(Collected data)
::::::::

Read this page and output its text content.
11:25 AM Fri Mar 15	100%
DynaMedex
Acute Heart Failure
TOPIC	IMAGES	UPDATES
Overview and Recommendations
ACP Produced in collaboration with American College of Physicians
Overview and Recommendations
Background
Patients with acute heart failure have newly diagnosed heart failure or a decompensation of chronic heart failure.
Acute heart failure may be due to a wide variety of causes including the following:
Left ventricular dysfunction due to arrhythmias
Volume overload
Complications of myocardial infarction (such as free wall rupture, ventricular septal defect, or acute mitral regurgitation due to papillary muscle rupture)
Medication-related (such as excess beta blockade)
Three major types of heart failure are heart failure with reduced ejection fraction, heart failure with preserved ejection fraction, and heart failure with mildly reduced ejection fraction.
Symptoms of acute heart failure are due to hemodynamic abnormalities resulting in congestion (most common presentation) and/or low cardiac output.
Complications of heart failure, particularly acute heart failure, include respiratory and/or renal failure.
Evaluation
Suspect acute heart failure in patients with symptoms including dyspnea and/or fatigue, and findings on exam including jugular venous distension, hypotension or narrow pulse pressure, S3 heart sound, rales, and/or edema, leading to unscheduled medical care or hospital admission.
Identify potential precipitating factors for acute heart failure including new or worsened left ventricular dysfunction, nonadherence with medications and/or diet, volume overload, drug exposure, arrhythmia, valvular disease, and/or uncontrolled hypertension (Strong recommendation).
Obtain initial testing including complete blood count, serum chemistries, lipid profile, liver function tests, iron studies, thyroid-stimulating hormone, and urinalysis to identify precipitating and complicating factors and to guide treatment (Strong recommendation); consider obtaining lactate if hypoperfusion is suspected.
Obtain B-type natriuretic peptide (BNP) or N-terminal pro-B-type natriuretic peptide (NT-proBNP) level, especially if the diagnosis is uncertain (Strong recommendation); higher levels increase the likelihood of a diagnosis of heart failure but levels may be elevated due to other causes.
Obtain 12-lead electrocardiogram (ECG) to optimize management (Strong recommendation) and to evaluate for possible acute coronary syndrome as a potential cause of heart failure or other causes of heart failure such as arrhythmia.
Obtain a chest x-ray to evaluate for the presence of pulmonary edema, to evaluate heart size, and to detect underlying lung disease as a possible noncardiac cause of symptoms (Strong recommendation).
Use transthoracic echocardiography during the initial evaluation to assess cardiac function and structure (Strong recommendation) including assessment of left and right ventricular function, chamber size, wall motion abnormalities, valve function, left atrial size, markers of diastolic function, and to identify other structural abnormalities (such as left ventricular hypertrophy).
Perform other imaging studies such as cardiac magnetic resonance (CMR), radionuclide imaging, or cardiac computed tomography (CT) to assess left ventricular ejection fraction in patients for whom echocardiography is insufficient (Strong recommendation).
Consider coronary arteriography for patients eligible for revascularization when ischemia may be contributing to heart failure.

::::::::

What to work on: Only lines holding the string "dysfunction" are wanted; gather each one from the entries above.

The completed task:
Left ventricular dysfunction due to arrhythmias
Identify potential precipitating factors for acute heart failure including new or worsened left ventricular dysfunction, nonadherence with medications and/or diet, volume overload, drug exposure, arrhythmia, valvular disease, and/or uncontrolled hypertension (Strong recommendation).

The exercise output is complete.